--- start of Provided material ---

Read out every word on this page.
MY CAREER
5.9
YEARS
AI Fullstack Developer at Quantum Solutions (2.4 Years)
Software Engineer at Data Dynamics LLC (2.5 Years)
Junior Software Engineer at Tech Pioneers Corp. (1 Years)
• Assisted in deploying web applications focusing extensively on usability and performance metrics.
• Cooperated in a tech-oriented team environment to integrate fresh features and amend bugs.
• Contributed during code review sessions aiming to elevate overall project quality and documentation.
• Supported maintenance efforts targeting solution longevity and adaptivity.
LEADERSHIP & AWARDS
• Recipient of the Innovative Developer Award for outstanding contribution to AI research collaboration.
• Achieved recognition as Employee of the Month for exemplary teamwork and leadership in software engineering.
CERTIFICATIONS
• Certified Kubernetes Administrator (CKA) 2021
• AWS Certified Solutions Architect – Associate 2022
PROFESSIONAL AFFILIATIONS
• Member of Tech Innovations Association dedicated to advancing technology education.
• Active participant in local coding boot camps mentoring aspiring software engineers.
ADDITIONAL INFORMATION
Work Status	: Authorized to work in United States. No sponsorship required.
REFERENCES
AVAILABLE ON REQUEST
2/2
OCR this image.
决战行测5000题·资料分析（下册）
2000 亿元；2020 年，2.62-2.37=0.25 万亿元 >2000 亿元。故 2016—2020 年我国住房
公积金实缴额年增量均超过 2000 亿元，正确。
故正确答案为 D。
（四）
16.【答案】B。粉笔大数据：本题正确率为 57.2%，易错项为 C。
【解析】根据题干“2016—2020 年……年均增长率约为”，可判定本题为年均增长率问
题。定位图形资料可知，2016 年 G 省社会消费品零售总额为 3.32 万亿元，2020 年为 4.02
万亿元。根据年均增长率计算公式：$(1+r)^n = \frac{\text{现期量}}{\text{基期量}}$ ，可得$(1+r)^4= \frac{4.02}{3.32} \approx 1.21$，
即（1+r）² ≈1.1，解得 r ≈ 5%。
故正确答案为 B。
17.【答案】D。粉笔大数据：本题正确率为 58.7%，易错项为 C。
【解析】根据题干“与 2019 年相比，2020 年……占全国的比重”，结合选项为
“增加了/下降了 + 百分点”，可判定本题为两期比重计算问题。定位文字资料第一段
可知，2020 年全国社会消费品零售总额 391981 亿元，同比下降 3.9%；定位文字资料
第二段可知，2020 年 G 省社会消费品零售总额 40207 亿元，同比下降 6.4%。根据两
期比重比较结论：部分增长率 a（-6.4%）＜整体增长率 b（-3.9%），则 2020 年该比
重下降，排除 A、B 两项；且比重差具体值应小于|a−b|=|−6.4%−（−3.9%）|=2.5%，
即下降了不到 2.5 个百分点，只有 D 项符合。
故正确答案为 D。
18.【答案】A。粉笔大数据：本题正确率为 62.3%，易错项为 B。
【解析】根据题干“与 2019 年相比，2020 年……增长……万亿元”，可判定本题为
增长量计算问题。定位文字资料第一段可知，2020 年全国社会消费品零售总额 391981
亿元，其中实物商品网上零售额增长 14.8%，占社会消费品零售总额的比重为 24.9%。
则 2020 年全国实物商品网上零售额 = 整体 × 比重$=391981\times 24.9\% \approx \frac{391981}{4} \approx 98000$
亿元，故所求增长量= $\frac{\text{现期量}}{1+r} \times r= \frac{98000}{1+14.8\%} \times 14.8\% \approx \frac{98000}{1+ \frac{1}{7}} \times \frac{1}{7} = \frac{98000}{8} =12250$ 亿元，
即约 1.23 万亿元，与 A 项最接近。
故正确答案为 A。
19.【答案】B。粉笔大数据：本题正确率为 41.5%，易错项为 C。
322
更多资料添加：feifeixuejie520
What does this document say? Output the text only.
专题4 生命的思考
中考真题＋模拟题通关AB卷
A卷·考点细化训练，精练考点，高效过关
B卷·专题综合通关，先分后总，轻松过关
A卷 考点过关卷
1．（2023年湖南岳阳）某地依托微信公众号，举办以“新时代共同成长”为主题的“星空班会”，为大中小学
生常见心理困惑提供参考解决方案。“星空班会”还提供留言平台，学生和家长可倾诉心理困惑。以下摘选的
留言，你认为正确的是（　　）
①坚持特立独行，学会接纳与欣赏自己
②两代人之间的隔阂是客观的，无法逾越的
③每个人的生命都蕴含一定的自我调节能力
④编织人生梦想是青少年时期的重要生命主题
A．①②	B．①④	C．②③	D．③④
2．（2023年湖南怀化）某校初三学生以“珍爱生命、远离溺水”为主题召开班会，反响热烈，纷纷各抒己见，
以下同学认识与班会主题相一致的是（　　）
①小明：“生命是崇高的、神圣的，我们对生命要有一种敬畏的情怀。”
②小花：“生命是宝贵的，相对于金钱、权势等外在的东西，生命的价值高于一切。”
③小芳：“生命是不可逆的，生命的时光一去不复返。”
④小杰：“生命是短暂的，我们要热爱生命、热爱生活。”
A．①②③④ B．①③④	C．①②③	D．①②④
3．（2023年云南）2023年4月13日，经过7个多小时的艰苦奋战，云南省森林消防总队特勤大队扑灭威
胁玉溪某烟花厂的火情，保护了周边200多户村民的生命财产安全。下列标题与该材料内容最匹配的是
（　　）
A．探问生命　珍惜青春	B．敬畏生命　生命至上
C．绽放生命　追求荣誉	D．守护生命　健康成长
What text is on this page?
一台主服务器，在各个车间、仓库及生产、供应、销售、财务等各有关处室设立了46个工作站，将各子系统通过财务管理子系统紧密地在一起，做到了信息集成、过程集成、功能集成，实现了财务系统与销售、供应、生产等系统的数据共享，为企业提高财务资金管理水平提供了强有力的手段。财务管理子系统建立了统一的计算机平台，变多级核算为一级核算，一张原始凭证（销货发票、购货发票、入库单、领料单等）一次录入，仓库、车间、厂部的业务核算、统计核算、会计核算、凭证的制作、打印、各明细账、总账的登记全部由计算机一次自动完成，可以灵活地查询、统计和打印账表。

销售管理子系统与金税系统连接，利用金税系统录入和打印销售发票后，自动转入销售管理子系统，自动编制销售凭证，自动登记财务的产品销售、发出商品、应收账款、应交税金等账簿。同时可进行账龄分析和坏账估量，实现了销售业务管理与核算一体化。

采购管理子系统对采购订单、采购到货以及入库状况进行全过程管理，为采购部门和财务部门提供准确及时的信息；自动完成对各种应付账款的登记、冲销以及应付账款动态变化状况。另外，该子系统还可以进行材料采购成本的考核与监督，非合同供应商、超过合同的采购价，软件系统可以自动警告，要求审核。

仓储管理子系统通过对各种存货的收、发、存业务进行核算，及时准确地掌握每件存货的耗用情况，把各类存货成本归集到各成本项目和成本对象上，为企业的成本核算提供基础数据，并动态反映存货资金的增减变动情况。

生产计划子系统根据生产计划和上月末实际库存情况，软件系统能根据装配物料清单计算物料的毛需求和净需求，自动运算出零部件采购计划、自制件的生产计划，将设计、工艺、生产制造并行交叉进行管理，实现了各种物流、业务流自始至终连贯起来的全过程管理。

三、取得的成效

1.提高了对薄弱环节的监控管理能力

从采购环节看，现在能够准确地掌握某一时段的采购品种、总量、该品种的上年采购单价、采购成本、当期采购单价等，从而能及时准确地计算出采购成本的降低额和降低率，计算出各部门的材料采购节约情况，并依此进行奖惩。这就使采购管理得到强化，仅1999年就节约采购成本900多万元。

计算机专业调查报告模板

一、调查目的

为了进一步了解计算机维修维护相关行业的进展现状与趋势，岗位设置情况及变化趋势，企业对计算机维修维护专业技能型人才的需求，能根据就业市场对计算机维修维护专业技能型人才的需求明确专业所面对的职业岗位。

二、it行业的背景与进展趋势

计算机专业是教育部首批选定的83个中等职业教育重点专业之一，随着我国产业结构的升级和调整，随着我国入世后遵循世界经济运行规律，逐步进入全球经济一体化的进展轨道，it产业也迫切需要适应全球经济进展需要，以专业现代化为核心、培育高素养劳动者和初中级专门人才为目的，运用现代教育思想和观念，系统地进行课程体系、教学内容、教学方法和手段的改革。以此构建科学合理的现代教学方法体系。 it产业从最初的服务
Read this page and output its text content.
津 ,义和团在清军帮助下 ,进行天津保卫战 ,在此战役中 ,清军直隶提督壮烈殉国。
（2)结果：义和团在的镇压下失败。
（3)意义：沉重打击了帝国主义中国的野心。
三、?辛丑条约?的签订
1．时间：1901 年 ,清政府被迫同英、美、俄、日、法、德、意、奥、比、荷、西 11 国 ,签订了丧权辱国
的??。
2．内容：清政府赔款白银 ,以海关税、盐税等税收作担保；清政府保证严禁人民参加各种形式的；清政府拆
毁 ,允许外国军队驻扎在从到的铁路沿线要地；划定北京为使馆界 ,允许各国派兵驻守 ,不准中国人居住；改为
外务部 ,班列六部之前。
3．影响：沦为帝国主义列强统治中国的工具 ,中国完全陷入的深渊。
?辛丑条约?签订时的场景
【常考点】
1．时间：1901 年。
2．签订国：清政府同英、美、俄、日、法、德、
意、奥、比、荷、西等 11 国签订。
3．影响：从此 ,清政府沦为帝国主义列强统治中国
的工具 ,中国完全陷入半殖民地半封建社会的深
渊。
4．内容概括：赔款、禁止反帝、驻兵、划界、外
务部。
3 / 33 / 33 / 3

--- end of Provided material ---

Set problem – Pull out every line in the material above where "Certified" occurs.

Worked solution –
• Certified Kubernetes Administrator (CKA) 2021
• AWS Certified Solutions Architect – Associate 2022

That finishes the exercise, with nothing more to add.